§ Problem statement
List every line in this data where the string "Ανθρώπινου" occurs.

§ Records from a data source
** start **
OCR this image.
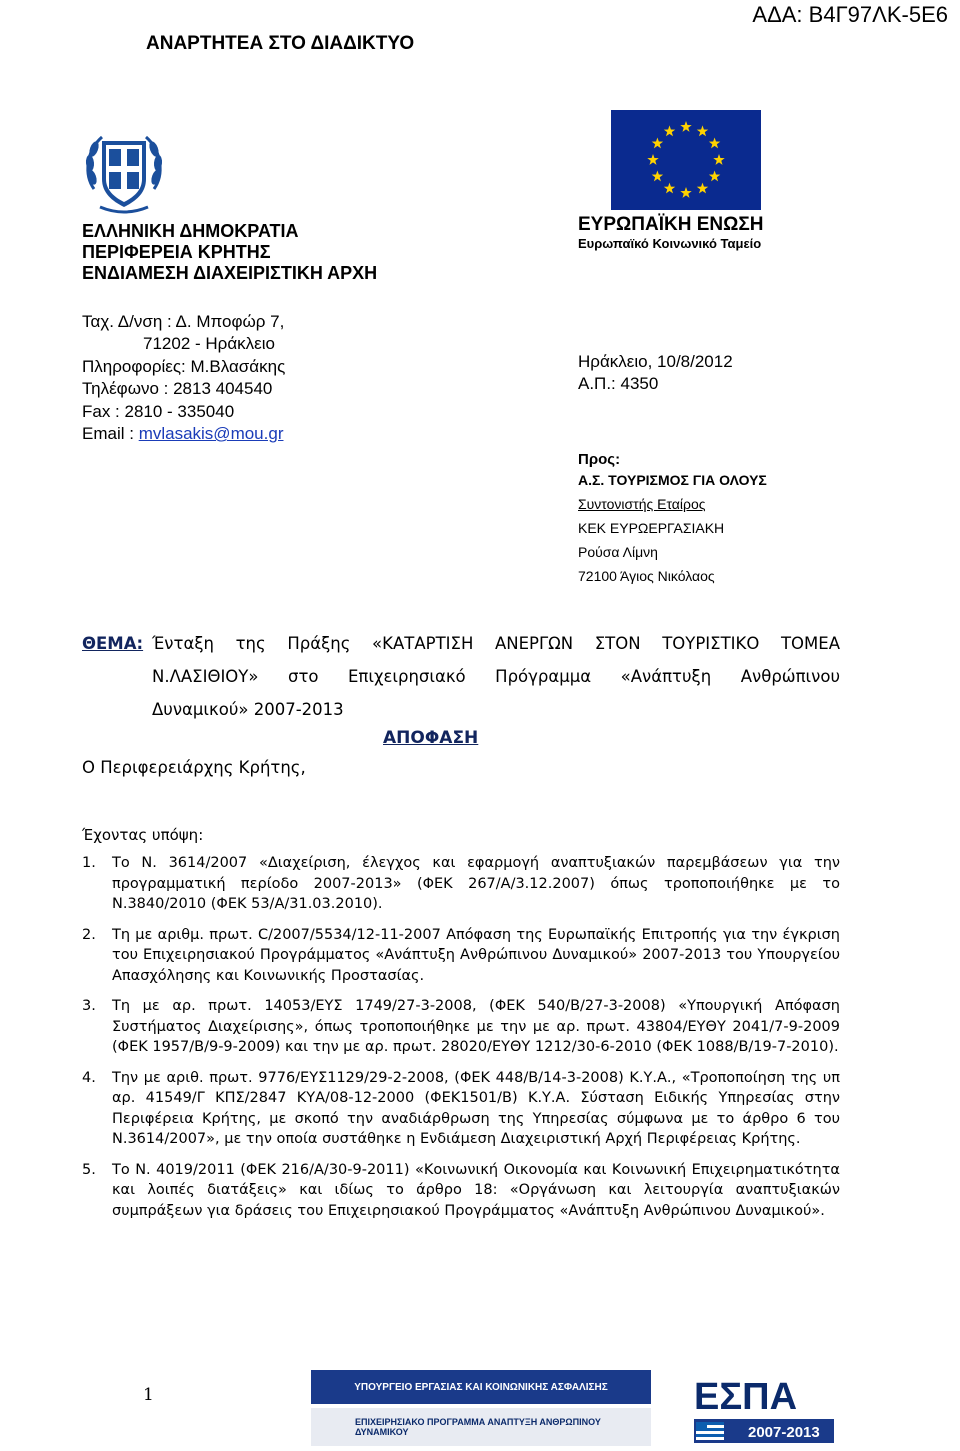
ΑΔΑ: Β4Γ97ΛΚ-5Ε6
ΑΝΑΡΤΗΤΕΑ ΣΤΟ ΔΙΑΔΙΚΤΥΟ
ΕΛΛΗΝΙΚΗ ΔΗΜΟΚΡΑΤΙΑ
ΠΕΡΙΦΕΡΕΙΑ ΚΡΗΤΗΣ
ΕΝΔΙΑΜΕΣΗ ΔΙΑΧΕΙΡΙΣΤΙΚΗ ΑΡΧΗ
ΕΥΡΩΠΑΪΚΗ ΕΝΩΣΗ
Ευρωπαϊκό Κοινωνικό Ταμείο
Ταχ. Δ/νση : Δ. Μποφώρ 7,
71202 - Ηράκλειο
Πληροφορίες: Μ.Βλασάκης
Τηλέφωνο : 2813 404540
Fax : 2810 - 335040
Email : mvlasakis@mou.gr
Ηράκλειο, 10/8/2012
Α.Π.: 4350
Προς:
Α.Σ. ΤΟΥΡΙΣΜΟΣ ΓΙΑ ΟΛΟΥΣ
Συντονιστής Εταίρος
ΚΕΚ ΕΥΡΩΕΡΓΑΣΙΑΚΗ
Ρούσα Λίμνη
72100 Άγιος Νικόλαος
ΘΕΜΑ: Ένταξη της Πράξης «ΚΑΤΑΡΤΙΣΗ ΑΝΕΡΓΩΝ ΣΤΟΝ ΤΟΥΡΙΣΤΙΚΟ ΤΟΜΕΑ
Ν.ΛΑΣΙΘΙΟΥ» στο Επιχειρησιακό Πρόγραμμα «Ανάπτυξη Ανθρώπινου
Δυναμικού» 2007-2013
ΑΠΟΦΑΣΗ
Ο Περιφερειάρχης Κρήτης,
Έχοντας υπόψη:
1.	Το Ν. 3614/2007 «Διαχείριση, έλεγχος και εφαρμογή αναπτυξιακών παρεμβάσεων για την προγραμματική περίοδο 2007-2013» (ΦΕΚ 267/Α/3.12.2007) όπως τροποποιήθηκε με το Ν.3840/2010 (ΦΕΚ 53/Α/31.03.2010).
2.	Τη με αριθμ. πρωτ. C/2007/5534/12-11-2007 Απόφαση της Ευρωπαϊκής Επιτροπής για την έγκριση του Επιχειρησιακού Προγράμματος «Ανάπτυξη Ανθρώπινου Δυναμικού» 2007-2013 του Υπουργείου Απασχόλησης και Κοινωνικής Προστασίας.
3.	Τη με αρ. πρωτ. 14053/ΕΥΣ 1749/27-3-2008, (ΦΕΚ 540/Β/27-3-2008) «Υπουργική Απόφαση Συστήματος Διαχείρισης», όπως τροποποιήθηκε με την με αρ. πρωτ. 43804/ΕΥΘΥ 2041/7-9-2009 (ΦΕΚ 1957/Β/9-9-2009) και την με αρ. πρωτ. 28020/ΕΥΘΥ 1212/30-6-2010 (ΦΕΚ 1088/Β/19-7-2010).
4.	Την με αριθ. πρωτ. 9776/ΕΥΣ1129/29-2-2008, (ΦΕΚ 448/Β/14-3-2008) Κ.Υ.Α., «Τροποποίηση της υπ αρ. 41549/Γ ΚΠΣ/2847 ΚΥΑ/08-12-2000 (ΦΕΚ1501/Β) Κ.Υ.Α. Σύσταση Ειδικής Υπηρεσίας στην Περιφέρεια Κρήτης, με σκοπό την αναδιάρθρωση της Υπηρεσίας σύμφωνα με το άρθρο 6 του Ν.3614/2007», με την οποία συστάθηκε η Ενδιάμεση Διαχειριστική Αρχή Περιφέρειας Κρήτης.
5.	Το Ν. 4019/2011 (ΦΕΚ 216/Α/30-9-2011) «Κοινωνική Οικονομία και Κοινωνική Επιχειρηματικότητα και λοιπές διατάξεις» και ιδίως το άρθρο 18: «Οργάνωση και λειτουργία αναπτυξιακών συμπράξεων για δράσεις του Επιχειρησιακού Προγράμματος «Ανάπτυξη Ανθρώπινου Δυναμικού».
1	ΥΠΟΥΡΓΕΙΟ ΕΡΓΑΣΙΑΣ ΚΑΙ ΚΟΙΝΩΝΙΚΗΣ ΑΣΦΑΛΙΣΗΣ
ΕΠΙΧΕΙΡΗΣΙΑΚΟ ΠΡΟΓΡΑΜΜΑ ΑΝΑΠΤΥΞΗ ΑΝΘΡΩΠΙΝΟΥ ΔΥΝΑΜΙΚΟΥ
ΕΣΠΑ
2007-2013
** end **
§ Solution to this task
Ν.ΛΑΣΙΘΙΟΥ» στο Επιχειρησιακό Πρόγραμμα «Ανάπτυξη Ανθρώπινου
2.	Τη με αριθμ. πρωτ. C/2007/5534/12-11-2007 Απόφαση της Ευρωπαϊκής Επιτροπής για την έγκριση του Επιχειρησιακού Προγράμματος «Ανάπτυξη Ανθρώπινου Δυναμικού» 2007-2013 του Υπουργείου Απασχόλησης και Κοινωνικής Προστασίας.
5.	Το Ν. 4019/2011 (ΦΕΚ 216/Α/30-9-2011) «Κοινωνική Οικονομία και Κοινωνική Επιχειρηματικότητα και λοιπές διατάξεις» και ιδίως το άρθρο 18: «Οργάνωση και λειτουργία αναπτυξιακών συμπράξεων για δράσεις του Επιχειρησιακού Προγράμματος «Ανάπτυξη Ανθρώπινου Δυναμικού».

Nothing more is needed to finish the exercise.